→ Exercise description: Write out each entry, exactly the way it appears.

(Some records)
•••••
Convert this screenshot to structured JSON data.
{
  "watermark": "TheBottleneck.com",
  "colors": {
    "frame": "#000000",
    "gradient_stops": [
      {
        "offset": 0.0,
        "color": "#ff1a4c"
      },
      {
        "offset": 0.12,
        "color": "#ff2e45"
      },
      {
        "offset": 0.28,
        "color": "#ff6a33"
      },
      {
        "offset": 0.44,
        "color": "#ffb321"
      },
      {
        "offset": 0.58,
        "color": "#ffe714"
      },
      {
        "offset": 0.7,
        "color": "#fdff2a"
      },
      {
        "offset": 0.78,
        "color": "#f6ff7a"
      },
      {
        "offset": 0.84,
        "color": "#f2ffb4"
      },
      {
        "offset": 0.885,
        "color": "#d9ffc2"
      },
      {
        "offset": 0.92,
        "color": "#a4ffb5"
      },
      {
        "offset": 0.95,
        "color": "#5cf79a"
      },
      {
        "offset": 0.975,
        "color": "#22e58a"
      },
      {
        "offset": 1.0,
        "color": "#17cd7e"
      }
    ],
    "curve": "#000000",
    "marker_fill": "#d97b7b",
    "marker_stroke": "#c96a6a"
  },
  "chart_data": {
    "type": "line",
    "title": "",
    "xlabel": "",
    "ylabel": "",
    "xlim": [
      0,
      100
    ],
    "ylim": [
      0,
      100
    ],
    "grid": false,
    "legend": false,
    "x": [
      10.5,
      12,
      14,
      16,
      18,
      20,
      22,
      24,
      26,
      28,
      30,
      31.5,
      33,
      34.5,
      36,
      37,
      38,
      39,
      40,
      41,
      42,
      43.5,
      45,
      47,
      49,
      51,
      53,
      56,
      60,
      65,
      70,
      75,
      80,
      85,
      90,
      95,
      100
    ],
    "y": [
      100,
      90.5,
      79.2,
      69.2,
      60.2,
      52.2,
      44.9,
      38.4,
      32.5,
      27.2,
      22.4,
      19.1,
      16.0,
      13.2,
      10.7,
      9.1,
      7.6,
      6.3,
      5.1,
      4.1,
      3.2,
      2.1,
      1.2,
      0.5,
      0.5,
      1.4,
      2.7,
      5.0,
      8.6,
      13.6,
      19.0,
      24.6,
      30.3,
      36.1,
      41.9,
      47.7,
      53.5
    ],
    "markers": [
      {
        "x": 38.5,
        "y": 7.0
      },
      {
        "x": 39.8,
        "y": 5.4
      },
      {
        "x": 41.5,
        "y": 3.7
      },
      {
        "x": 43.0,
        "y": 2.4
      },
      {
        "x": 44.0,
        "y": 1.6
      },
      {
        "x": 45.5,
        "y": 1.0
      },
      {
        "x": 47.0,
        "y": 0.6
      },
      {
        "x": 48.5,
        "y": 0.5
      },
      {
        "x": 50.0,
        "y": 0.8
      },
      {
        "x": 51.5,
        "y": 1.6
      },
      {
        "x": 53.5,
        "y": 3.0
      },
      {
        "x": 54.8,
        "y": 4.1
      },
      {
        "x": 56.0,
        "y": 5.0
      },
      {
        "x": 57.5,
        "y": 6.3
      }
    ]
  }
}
•••••
→ Response to the task:
Convert this screenshot to structured JSON data.
{
  "watermark": "TheBottleneck.com",
  "colors": {
    "frame": "#000000",
    "gradient_stops": [
      {
        "offset": 0.0,
        "color": "#ff1a4c"
      },
      {
        "offset": 0.12,
        "color": "#ff2e45"
      },
      {
        "offset": 0.28,
        "color": "#ff6a33"
      },
      {
        "offset": 0.44,
        "color": "#ffb321"
      },
      {
        "offset": 0.58,
        "color": "#ffe714"
      },
      {
        "offset": 0.7,
        "color": "#fdff2a"
      },
      {
        "offset": 0.78,
        "color": "#f6ff7a"
      },
      {
        "offset": 0.84,
        "color": "#f2ffb4"
      },
      {
        "offset": 0.885,
        "color": "#d9ffc2"
      },
      {
        "offset": 0.92,
        "color": "#a4ffb5"
      },
      {
        "offset": 0.95,
        "color": "#5cf79a"
      },
      {
        "offset": 0.975,
        "color": "#22e58a"
      },
      {
        "offset": 1.0,
        "color": "#17cd7e"
      }
    ],
    "curve": "#000000",
    "marker_fill": "#d97b7b",
    "marker_stroke": "#c96a6a"
  },
  "chart_data": {
    "type": "line",
    "title": "",
    "xlabel": "",
    "ylabel": "",
    "xlim": [
      0,
      100
    ],
    "ylim": [
      0,
      100
    ],
    "grid": false,
    "legend": false,
    "x": [
      10.5,
      12,
      14,
      16,
      18,
      20,
      22,
      24,
      26,
      28,
      30,
      31.5,
      33,
      34.5,
      36,
      37,
      38,
      39,
      40,
      41,
      42,
      43.5,
      45,
      47,
      49,
      51,
      53,
      56,
      60,
      65,
      70,
      75,
      80,
      85,
      90,
      95,
      100
    ],
    "y": [
      100,
      90.5,
      79.2,
      69.2,
      60.2,
      52.2,
      44.9,
      38.4,
      32.5,
      27.2,
      22.4,
      19.1,
      16.0,
      13.2,
      10.7,
      9.1,
      7.6,
      6.3,
      5.1,
      4.1,
      3.2,
      2.1,
      1.2,
      0.5,
      0.5,
      1.4,
      2.7,
      5.0,
      8.6,
      13.6,
      19.0,
      24.6,
      30.3,
      36.1,
      41.9,
      47.7,
      53.5
    ],
    "markers": [
      {
        "x": 38.5,
        "y": 7.0
      },
      {
        "x": 39.8,
        "y": 5.4
      },
      {
        "x": 41.5,
        "y": 3.7
      },
      {
        "x": 43.0,
        "y": 2.4
      },
      {
        "x": 44.0,
        "y": 1.6
      },
      {
        "x": 45.5,
        "y": 1.0
      },
      {
        "x": 47.0,
        "y": 0.6
      },
      {
        "x": 48.5,
        "y": 0.5
      },
      {
        "x": 50.0,
        "y": 0.8
      },
      {
        "x": 51.5,
        "y": 1.6
      },
      {
        "x": 53.5,
        "y": 3.0
      },
      {
        "x": 54.8,
        "y": 4.1
      },
      {
        "x": 56.0,
        "y": 5.0
      },
      {
        "x": 57.5,
        "y": 6.3
      }
    ]
  }
}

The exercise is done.